▸ **Data lines**
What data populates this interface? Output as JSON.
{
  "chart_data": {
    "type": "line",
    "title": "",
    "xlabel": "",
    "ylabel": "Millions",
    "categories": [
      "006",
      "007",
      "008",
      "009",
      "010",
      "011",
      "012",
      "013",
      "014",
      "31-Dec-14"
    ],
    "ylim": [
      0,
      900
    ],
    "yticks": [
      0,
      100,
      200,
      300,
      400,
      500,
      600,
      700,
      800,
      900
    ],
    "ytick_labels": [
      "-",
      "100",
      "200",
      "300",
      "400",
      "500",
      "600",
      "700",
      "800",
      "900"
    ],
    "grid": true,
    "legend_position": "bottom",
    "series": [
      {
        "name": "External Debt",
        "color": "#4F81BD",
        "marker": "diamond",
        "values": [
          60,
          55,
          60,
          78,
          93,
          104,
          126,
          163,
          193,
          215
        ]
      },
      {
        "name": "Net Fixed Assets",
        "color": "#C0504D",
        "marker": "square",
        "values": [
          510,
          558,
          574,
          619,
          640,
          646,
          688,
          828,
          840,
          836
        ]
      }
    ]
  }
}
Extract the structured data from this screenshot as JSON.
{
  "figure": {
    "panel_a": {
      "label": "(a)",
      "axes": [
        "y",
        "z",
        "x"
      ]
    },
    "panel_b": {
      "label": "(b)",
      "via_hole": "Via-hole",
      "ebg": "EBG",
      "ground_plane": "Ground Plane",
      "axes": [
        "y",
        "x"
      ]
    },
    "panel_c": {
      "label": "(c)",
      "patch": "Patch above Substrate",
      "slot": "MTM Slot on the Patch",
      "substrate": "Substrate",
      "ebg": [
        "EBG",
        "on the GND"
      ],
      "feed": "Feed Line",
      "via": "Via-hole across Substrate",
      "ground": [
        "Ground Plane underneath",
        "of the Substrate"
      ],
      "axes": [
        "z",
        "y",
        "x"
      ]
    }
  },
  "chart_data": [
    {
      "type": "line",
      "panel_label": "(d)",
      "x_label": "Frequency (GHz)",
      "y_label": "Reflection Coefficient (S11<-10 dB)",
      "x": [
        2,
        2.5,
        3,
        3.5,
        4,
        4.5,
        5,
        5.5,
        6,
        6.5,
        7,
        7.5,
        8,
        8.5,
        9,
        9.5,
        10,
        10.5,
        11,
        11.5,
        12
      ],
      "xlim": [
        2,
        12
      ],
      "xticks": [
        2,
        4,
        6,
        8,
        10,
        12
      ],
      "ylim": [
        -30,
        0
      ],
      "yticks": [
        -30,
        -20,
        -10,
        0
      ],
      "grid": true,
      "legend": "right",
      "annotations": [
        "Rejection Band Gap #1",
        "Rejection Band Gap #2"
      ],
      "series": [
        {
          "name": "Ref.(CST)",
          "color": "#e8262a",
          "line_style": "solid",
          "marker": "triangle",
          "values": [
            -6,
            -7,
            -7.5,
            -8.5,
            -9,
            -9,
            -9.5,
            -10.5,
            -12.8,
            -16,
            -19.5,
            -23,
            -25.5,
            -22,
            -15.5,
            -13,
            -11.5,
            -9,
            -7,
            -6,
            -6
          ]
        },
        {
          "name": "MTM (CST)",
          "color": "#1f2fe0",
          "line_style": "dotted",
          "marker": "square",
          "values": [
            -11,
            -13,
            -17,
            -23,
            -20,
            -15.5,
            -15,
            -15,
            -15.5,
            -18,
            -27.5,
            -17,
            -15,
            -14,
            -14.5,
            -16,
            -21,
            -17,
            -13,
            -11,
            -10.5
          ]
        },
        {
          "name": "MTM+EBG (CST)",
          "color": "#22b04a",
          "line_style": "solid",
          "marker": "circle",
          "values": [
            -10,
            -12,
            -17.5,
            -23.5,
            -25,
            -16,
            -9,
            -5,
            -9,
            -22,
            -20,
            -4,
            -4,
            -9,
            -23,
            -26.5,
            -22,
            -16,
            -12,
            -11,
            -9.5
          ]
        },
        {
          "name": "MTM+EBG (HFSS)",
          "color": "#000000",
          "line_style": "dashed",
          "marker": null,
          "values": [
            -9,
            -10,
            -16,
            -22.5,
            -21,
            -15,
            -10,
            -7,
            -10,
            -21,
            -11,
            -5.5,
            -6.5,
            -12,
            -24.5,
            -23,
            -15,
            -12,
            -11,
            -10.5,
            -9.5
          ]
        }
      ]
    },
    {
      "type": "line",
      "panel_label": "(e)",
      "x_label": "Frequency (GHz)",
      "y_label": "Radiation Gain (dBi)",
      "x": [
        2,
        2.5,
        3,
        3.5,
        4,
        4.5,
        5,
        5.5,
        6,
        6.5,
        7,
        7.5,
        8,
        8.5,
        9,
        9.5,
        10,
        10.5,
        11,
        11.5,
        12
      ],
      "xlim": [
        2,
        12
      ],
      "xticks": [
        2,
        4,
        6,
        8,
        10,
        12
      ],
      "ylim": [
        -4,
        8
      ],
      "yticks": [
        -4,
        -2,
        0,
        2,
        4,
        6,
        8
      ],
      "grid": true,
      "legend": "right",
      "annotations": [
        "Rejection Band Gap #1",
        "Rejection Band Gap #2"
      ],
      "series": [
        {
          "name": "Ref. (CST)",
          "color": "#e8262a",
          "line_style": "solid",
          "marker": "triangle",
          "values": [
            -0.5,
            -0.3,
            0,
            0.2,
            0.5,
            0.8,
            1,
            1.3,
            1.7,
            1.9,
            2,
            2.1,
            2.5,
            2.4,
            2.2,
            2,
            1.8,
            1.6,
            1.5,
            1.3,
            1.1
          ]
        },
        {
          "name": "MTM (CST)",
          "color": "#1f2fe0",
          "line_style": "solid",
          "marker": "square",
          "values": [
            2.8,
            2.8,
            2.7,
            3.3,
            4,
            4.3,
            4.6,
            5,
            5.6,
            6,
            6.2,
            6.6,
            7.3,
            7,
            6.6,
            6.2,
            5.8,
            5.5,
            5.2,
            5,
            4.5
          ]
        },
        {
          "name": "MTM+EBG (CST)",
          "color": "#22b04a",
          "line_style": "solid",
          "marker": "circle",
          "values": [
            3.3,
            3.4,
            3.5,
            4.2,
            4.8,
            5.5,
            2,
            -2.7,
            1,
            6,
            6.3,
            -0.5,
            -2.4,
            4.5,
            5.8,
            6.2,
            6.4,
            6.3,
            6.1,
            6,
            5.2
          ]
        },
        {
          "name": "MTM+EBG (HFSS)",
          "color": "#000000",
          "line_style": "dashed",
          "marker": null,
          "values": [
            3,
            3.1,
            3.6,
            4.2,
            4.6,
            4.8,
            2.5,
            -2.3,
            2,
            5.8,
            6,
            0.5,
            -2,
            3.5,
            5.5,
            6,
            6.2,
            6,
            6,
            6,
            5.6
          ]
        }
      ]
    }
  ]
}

▸ **Description of the task**
Quote each line of the data above exactly as written.

▸ **Reply to the task**
What data populates this interface? Output as JSON.
{
  "chart_data": {
    "type": "line",
    "title": "",
    "xlabel": "",
    "ylabel": "Millions",
    "categories": [
      "006",
      "007",
      "008",
      "009",
      "010",
      "011",
      "012",
      "013",
      "014",
      "31-Dec-14"
    ],
    "ylim": [
      0,
      900
    ],
    "yticks": [
      0,
      100,
      200,
      300,
      400,
      500,
      600,
      700,
      800,
      900
    ],
    "ytick_labels": [
      "-",
      "100",
      "200",
      "300",
      "400",
      "500",
      "600",
      "700",
      "800",
      "900"
    ],
    "grid": true,
    "legend_position": "bottom",
    "series": [
      {
        "name": "External Debt",
        "color": "#4F81BD",
        "marker": "diamond",
        "values": [
          60,
          55,
          60,
          78,
          93,
          104,
          126,
          163,
          193,
          215
        ]
      },
      {
        "name": "Net Fixed Assets",
        "color": "#C0504D",
        "marker": "square",
        "values": [
          510,
          558,
          574,
          619,
          640,
          646,
          688,
          828,
          840,
          836
        ]
      }
    ]
  }
}
Extract the structured data from this screenshot as JSON.
{
  "figure": {
    "panel_a": {
      "label": "(a)",
      "axes": [
        "y",
        "z",
        "x"
      ]
    },
    "panel_b": {
      "label": "(b)",
      "via_hole": "Via-hole",
      "ebg": "EBG",
      "ground_plane": "Ground Plane",
      "axes": [
        "y",
        "x"
      ]
    },
    "panel_c": {
      "label": "(c)",
      "patch": "Patch above Substrate",
      "slot": "MTM Slot on the Patch",
      "substrate": "Substrate",
      "ebg": [
        "EBG",
        "on the GND"
      ],
      "feed": "Feed Line",
      "via": "Via-hole across Substrate",
      "ground": [
        "Ground Plane underneath",
        "of the Substrate"
      ],
      "axes": [
        "z",
        "y",
        "x"
      ]
    }
  },
  "chart_data": [
    {
      "type": "line",
      "panel_label": "(d)",
      "x_label": "Frequency (GHz)",
      "y_label": "Reflection Coefficient (S11<-10 dB)",
      "x": [
        2,
        2.5,
        3,
        3.5,
        4,
        4.5,
        5,
        5.5,
        6,
        6.5,
        7,
        7.5,
        8,
        8.5,
        9,
        9.5,
        10,
        10.5,
        11,
        11.5,
        12
      ],
      "xlim": [
        2,
        12
      ],
      "xticks": [
        2,
        4,
        6,
        8,
        10,
        12
      ],
      "ylim": [
        -30,
        0
      ],
      "yticks": [
        -30,
        -20,
        -10,
        0
      ],
      "grid": true,
      "legend": "right",
      "annotations": [
        "Rejection Band Gap #1",
        "Rejection Band Gap #2"
      ],
      "series": [
        {
          "name": "Ref.(CST)",
          "color": "#e8262a",
          "line_style": "solid",
          "marker": "triangle",
          "values": [
            -6,
            -7,
            -7.5,
            -8.5,
            -9,
            -9,
            -9.5,
            -10.5,
            -12.8,
            -16,
            -19.5,
            -23,
            -25.5,
            -22,
            -15.5,
            -13,
            -11.5,
            -9,
            -7,
            -6,
            -6
          ]
        },
        {
          "name": "MTM (CST)",
          "color": "#1f2fe0",
          "line_style": "dotted",
          "marker": "square",
          "values": [
            -11,
            -13,
            -17,
            -23,
            -20,
            -15.5,
            -15,
            -15,
            -15.5,
            -18,
            -27.5,
            -17,
            -15,
            -14,
            -14.5,
            -16,
            -21,
            -17,
            -13,
            -11,
            -10.5
          ]
        },
        {
          "name": "MTM+EBG (CST)",
          "color": "#22b04a",
          "line_style": "solid",
          "marker": "circle",
          "values": [
            -10,
            -12,
            -17.5,
            -23.5,
            -25,
            -16,
            -9,
            -5,
            -9,
            -22,
            -20,
            -4,
            -4,
            -9,
            -23,
            -26.5,
            -22,
            -16,
            -12,
            -11,
            -9.5
          ]
        },
        {
          "name": "MTM+EBG (HFSS)",
          "color": "#000000",
          "line_style": "dashed",
          "marker": null,
          "values": [
            -9,
            -10,
            -16,
            -22.5,
            -21,
            -15,
            -10,
            -7,
            -10,
            -21,
            -11,
            -5.5,
            -6.5,
            -12,
            -24.5,
            -23,
            -15,
            -12,
            -11,
            -10.5,
            -9.5
          ]
        }
      ]
    },
    {
      "type": "line",
      "panel_label": "(e)",
      "x_label": "Frequency (GHz)",
      "y_label": "Radiation Gain (dBi)",
      "x": [
        2,
        2.5,
        3,
        3.5,
        4,
        4.5,
        5,
        5.5,
        6,
        6.5,
        7,
        7.5,
        8,
        8.5,
        9,
        9.5,
        10,
        10.5,
        11,
        11.5,
        12
      ],
      "xlim": [
        2,
        12
      ],
      "xticks": [
        2,
        4,
        6,
        8,
        10,
        12
      ],
      "ylim": [
        -4,
        8
      ],
      "yticks": [
        -4,
        -2,
        0,
        2,
        4,
        6,
        8
      ],
      "grid": true,
      "legend": "right",
      "annotations": [
        "Rejection Band Gap #1",
        "Rejection Band Gap #2"
      ],
      "series": [
        {
          "name": "Ref. (CST)",
          "color": "#e8262a",
          "line_style": "solid",
          "marker": "triangle",
          "values": [
            -0.5,
            -0.3,
            0,
            0.2,
            0.5,
            0.8,
            1,
            1.3,
            1.7,
            1.9,
            2,
            2.1,
            2.5,
            2.4,
            2.2,
            2,
            1.8,
            1.6,
            1.5,
            1.3,
            1.1
          ]
        },
        {
          "name": "MTM (CST)",
          "color": "#1f2fe0",
          "line_style": "solid",
          "marker": "square",
          "values": [
            2.8,
            2.8,
            2.7,
            3.3,
            4,
            4.3,
            4.6,
            5,
            5.6,
            6,
            6.2,
            6.6,
            7.3,
            7,
            6.6,
            6.2,
            5.8,
            5.5,
            5.2,
            5,
            4.5
          ]
        },
        {
          "name": "MTM+EBG (CST)",
          "color": "#22b04a",
          "line_style": "solid",
          "marker": "circle",
          "values": [
            3.3,
            3.4,
            3.5,
            4.2,
            4.8,
            5.5,
            2,
            -2.7,
            1,
            6,
            6.3,
            -0.5,
            -2.4,
            4.5,
            5.8,
            6.2,
            6.4,
            6.3,
            6.1,
            6,
            5.2
          ]
        },
        {
          "name": "MTM+EBG (HFSS)",
          "color": "#000000",
          "line_style": "dashed",
          "marker": null,
          "values": [
            3,
            3.1,
            3.6,
            4.2,
            4.6,
            4.8,
            2.5,
            -2.3,
            2,
            5.8,
            6,
            0.5,
            -2,
            3.5,
            5.5,
            6,
            6.2,
            6,
            6,
            6,
            5.6
          ]
        }
      ]
    }
  ]
}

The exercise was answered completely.